======== Provided data

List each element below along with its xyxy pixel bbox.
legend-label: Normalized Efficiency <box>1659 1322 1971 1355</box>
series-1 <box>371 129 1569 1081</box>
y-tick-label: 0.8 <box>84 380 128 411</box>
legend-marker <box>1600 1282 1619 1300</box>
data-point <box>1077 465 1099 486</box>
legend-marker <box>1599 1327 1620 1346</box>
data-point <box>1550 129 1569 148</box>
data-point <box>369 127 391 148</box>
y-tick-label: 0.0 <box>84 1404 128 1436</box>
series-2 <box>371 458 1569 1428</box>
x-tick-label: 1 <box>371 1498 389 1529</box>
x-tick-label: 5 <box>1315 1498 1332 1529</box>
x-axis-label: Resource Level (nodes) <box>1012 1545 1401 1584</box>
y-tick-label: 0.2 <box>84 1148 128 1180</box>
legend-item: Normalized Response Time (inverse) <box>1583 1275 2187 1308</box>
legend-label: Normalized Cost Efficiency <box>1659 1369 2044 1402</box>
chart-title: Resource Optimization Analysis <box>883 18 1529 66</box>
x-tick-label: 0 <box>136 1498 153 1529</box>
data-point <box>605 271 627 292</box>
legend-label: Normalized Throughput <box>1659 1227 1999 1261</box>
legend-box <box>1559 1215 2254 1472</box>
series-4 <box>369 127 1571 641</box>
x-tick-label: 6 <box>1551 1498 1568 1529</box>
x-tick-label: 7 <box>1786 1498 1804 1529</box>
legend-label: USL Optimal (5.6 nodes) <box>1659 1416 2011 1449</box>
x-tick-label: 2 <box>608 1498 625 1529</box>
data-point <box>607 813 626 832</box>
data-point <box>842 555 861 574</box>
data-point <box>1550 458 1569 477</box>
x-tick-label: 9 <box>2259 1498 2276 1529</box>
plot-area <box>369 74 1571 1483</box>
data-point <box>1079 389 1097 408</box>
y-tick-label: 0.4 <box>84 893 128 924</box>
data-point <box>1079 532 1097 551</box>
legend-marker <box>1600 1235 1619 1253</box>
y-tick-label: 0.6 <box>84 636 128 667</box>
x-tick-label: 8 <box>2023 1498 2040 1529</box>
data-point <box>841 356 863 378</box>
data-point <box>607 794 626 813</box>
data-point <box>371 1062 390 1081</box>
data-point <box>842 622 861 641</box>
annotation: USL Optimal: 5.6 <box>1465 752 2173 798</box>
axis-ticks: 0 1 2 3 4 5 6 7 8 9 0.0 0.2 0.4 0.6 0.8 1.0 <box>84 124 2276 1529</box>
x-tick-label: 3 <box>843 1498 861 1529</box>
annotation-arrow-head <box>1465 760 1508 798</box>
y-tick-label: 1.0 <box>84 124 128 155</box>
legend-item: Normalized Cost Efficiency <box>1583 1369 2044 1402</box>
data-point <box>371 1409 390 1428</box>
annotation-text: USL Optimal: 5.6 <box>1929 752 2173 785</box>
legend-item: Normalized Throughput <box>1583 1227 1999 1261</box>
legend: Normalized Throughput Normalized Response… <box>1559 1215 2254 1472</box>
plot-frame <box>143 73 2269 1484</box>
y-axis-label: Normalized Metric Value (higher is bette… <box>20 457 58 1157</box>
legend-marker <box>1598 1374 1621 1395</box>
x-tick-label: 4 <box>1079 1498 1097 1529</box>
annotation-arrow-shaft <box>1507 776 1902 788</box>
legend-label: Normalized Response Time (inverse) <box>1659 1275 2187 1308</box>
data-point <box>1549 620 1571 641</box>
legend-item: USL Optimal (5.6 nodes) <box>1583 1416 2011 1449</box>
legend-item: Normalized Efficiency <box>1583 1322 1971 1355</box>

================

▶ _The exercise_
Extract every one of the lines above verbatim.

▶ _Final answer_
List each element below along with its xyxy pixel bbox.
legend-label: Normalized Efficiency <box>1659 1322 1971 1355</box>
series-1 <box>371 129 1569 1081</box>
y-tick-label: 0.8 <box>84 380 128 411</box>
legend-marker <box>1600 1282 1619 1300</box>
data-point <box>1077 465 1099 486</box>
legend-marker <box>1599 1327 1620 1346</box>
data-point <box>1550 129 1569 148</box>
data-point <box>369 127 391 148</box>
y-tick-label: 0.0 <box>84 1404 128 1436</box>
series-2 <box>371 458 1569 1428</box>
x-tick-label: 1 <box>371 1498 389 1529</box>
x-tick-label: 5 <box>1315 1498 1332 1529</box>
x-axis-label: Resource Level (nodes) <box>1012 1545 1401 1584</box>
y-tick-label: 0.2 <box>84 1148 128 1180</box>
legend-item: Normalized Response Time (inverse) <box>1583 1275 2187 1308</box>
legend-label: Normalized Cost Efficiency <box>1659 1369 2044 1402</box>
chart-title: Resource Optimization Analysis <box>883 18 1529 66</box>
x-tick-label: 0 <box>136 1498 153 1529</box>
data-point <box>605 271 627 292</box>
legend-label: Normalized Throughput <box>1659 1227 1999 1261</box>
legend-box <box>1559 1215 2254 1472</box>
series-4 <box>369 127 1571 641</box>
x-tick-label: 6 <box>1551 1498 1568 1529</box>
x-tick-label: 7 <box>1786 1498 1804 1529</box>
legend-label: USL Optimal (5.6 nodes) <box>1659 1416 2011 1449</box>
x-tick-label: 2 <box>608 1498 625 1529</box>
data-point <box>607 813 626 832</box>
data-point <box>842 555 861 574</box>
data-point <box>1550 458 1569 477</box>
x-tick-label: 9 <box>2259 1498 2276 1529</box>
plot-area <box>369 74 1571 1483</box>
data-point <box>1079 389 1097 408</box>
y-tick-label: 0.4 <box>84 893 128 924</box>
data-point <box>1079 532 1097 551</box>
legend-marker <box>1600 1235 1619 1253</box>
y-tick-label: 0.6 <box>84 636 128 667</box>
x-tick-label: 8 <box>2023 1498 2040 1529</box>
data-point <box>841 356 863 378</box>
data-point <box>607 794 626 813</box>
data-point <box>371 1062 390 1081</box>
data-point <box>842 622 861 641</box>
annotation: USL Optimal: 5.6 <box>1465 752 2173 798</box>
axis-ticks: 0 1 2 3 4 5 6 7 8 9 0.0 0.2 0.4 0.6 0.8 1.0 <box>84 124 2276 1529</box>
x-tick-label: 3 <box>843 1498 861 1529</box>
annotation-arrow-head <box>1465 760 1508 798</box>
y-tick-label: 1.0 <box>84 124 128 155</box>
legend-item: Normalized Cost Efficiency <box>1583 1369 2044 1402</box>
data-point <box>371 1409 390 1428</box>
annotation-text: USL Optimal: 5.6 <box>1929 752 2173 785</box>
legend-item: Normalized Throughput <box>1583 1227 1999 1261</box>
legend: Normalized Throughput Normalized Response… <box>1559 1215 2254 1472</box>
plot-frame <box>143 73 2269 1484</box>
y-axis-label: Normalized Metric Value (higher is bette… <box>20 457 58 1157</box>
legend-marker <box>1598 1374 1621 1395</box>
x-tick-label: 4 <box>1079 1498 1097 1529</box>
annotation-arrow-shaft <box>1507 776 1902 788</box>
legend-label: Normalized Response Time (inverse) <box>1659 1275 2187 1308</box>
data-point <box>1549 620 1571 641</box>
legend-item: USL Optimal (5.6 nodes) <box>1583 1416 2011 1449</box>
legend-item: Normalized Efficiency <box>1583 1322 1971 1355</box>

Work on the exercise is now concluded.